Quote, without change, all of the lines that follow.

Start Input data

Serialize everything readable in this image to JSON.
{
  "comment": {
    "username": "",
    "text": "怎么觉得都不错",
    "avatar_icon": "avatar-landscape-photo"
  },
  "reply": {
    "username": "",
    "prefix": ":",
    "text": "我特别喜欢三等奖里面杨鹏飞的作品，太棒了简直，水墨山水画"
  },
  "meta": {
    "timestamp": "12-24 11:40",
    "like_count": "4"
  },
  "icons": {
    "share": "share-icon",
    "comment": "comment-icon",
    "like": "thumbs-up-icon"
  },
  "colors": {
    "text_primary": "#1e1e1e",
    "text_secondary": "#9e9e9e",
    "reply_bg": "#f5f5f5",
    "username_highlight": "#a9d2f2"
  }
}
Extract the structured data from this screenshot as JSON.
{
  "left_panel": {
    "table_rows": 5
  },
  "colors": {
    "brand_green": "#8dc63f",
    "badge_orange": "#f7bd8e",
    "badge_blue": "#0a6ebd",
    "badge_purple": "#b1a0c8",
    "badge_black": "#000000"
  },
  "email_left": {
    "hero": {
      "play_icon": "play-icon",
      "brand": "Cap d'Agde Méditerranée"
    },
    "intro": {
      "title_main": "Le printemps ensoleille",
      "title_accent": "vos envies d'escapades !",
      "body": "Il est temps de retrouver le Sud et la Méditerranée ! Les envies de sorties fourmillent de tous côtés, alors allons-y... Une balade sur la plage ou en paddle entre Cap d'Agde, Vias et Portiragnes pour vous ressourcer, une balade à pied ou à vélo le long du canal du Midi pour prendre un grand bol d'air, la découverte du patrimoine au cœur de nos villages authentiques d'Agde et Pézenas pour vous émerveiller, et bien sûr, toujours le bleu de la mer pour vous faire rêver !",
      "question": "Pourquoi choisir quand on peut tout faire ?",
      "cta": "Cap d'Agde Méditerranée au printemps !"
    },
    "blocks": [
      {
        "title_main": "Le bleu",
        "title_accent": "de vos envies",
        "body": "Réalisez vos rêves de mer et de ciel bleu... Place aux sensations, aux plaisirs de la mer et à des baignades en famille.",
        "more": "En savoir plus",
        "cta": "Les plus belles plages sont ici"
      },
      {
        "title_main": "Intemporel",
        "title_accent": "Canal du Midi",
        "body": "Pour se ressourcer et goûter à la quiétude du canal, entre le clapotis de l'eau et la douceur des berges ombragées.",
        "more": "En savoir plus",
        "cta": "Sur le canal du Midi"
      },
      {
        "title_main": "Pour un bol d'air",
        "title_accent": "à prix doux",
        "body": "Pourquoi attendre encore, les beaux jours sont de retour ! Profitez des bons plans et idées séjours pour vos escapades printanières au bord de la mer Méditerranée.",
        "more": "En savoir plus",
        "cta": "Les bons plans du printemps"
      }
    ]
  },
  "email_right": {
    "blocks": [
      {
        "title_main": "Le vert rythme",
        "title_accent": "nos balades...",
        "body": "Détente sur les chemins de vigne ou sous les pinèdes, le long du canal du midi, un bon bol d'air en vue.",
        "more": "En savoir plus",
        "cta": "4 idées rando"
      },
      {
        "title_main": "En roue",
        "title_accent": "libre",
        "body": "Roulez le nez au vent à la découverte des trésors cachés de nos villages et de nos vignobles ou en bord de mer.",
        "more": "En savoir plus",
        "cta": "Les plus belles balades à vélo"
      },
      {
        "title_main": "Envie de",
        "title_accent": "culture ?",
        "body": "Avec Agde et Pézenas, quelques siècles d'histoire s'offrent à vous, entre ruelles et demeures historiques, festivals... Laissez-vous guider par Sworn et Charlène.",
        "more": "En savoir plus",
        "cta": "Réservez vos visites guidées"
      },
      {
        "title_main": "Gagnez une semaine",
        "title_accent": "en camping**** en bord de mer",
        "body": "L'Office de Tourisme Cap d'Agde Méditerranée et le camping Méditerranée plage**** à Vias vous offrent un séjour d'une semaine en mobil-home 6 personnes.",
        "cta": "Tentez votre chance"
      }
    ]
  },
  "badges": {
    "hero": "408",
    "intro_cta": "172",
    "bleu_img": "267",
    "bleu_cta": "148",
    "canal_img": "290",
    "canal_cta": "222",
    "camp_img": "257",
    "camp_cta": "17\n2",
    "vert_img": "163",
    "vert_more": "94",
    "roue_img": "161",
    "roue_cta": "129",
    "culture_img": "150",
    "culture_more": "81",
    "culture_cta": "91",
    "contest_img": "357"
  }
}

End Input data

▶ _Task result_
Serialize everything readable in this image to JSON.
{
  "comment": {
    "username": "",
    "text": "怎么觉得都不错",
    "avatar_icon": "avatar-landscape-photo"
  },
  "reply": {
    "username": "",
    "prefix": ":",
    "text": "我特别喜欢三等奖里面杨鹏飞的作品，太棒了简直，水墨山水画"
  },
  "meta": {
    "timestamp": "12-24 11:40",
    "like_count": "4"
  },
  "icons": {
    "share": "share-icon",
    "comment": "comment-icon",
    "like": "thumbs-up-icon"
  },
  "colors": {
    "text_primary": "#1e1e1e",
    "text_secondary": "#9e9e9e",
    "reply_bg": "#f5f5f5",
    "username_highlight": "#a9d2f2"
  }
}
Extract the structured data from this screenshot as JSON.
{
  "left_panel": {
    "table_rows": 5
  },
  "colors": {
    "brand_green": "#8dc63f",
    "badge_orange": "#f7bd8e",
    "badge_blue": "#0a6ebd",
    "badge_purple": "#b1a0c8",
    "badge_black": "#000000"
  },
  "email_left": {
    "hero": {
      "play_icon": "play-icon",
      "brand": "Cap d'Agde Méditerranée"
    },
    "intro": {
      "title_main": "Le printemps ensoleille",
      "title_accent": "vos envies d'escapades !",
      "body": "Il est temps de retrouver le Sud et la Méditerranée ! Les envies de sorties fourmillent de tous côtés, alors allons-y... Une balade sur la plage ou en paddle entre Cap d'Agde, Vias et Portiragnes pour vous ressourcer, une balade à pied ou à vélo le long du canal du Midi pour prendre un grand bol d'air, la découverte du patrimoine au cœur de nos villages authentiques d'Agde et Pézenas pour vous émerveiller, et bien sûr, toujours le bleu de la mer pour vous faire rêver !",
      "question": "Pourquoi choisir quand on peut tout faire ?",
      "cta": "Cap d'Agde Méditerranée au printemps !"
    },
    "blocks": [
      {
        "title_main": "Le bleu",
        "title_accent": "de vos envies",
        "body": "Réalisez vos rêves de mer et de ciel bleu... Place aux sensations, aux plaisirs de la mer et à des baignades en famille.",
        "more": "En savoir plus",
        "cta": "Les plus belles plages sont ici"
      },
      {
        "title_main": "Intemporel",
        "title_accent": "Canal du Midi",
        "body": "Pour se ressourcer et goûter à la quiétude du canal, entre le clapotis de l'eau et la douceur des berges ombragées.",
        "more": "En savoir plus",
        "cta": "Sur le canal du Midi"
      },
      {
        "title_main": "Pour un bol d'air",
        "title_accent": "à prix doux",
        "body": "Pourquoi attendre encore, les beaux jours sont de retour ! Profitez des bons plans et idées séjours pour vos escapades printanières au bord de la mer Méditerranée.",
        "more": "En savoir plus",
        "cta": "Les bons plans du printemps"
      }
    ]
  },
  "email_right": {
    "blocks": [
      {
        "title_main": "Le vert rythme",
        "title_accent": "nos balades...",
        "body": "Détente sur les chemins de vigne ou sous les pinèdes, le long du canal du midi, un bon bol d'air en vue.",
        "more": "En savoir plus",
        "cta": "4 idées rando"
      },
      {
        "title_main": "En roue",
        "title_accent": "libre",
        "body": "Roulez le nez au vent à la découverte des trésors cachés de nos villages et de nos vignobles ou en bord de mer.",
        "more": "En savoir plus",
        "cta": "Les plus belles balades à vélo"
      },
      {
        "title_main": "Envie de",
        "title_accent": "culture ?",
        "body": "Avec Agde et Pézenas, quelques siècles d'histoire s'offrent à vous, entre ruelles et demeures historiques, festivals... Laissez-vous guider par Sworn et Charlène.",
        "more": "En savoir plus",
        "cta": "Réservez vos visites guidées"
      },
      {
        "title_main": "Gagnez une semaine",
        "title_accent": "en camping**** en bord de mer",
        "body": "L'Office de Tourisme Cap d'Agde Méditerranée et le camping Méditerranée plage**** à Vias vous offrent un séjour d'une semaine en mobil-home 6 personnes.",
        "cta": "Tentez votre chance"
      }
    ]
  },
  "badges": {
    "hero": "408",
    "intro_cta": "172",
    "bleu_img": "267",
    "bleu_cta": "148",
    "canal_img": "290",
    "canal_cta": "222",
    "camp_img": "257",
    "camp_cta": "17\n2",
    "vert_img": "163",
    "vert_more": "94",
    "roue_img": "161",
    "roue_cta": "129",
    "culture_img": "150",
    "culture_more": "81",
    "culture_cta": "91",
    "contest_img": "357"
  }
}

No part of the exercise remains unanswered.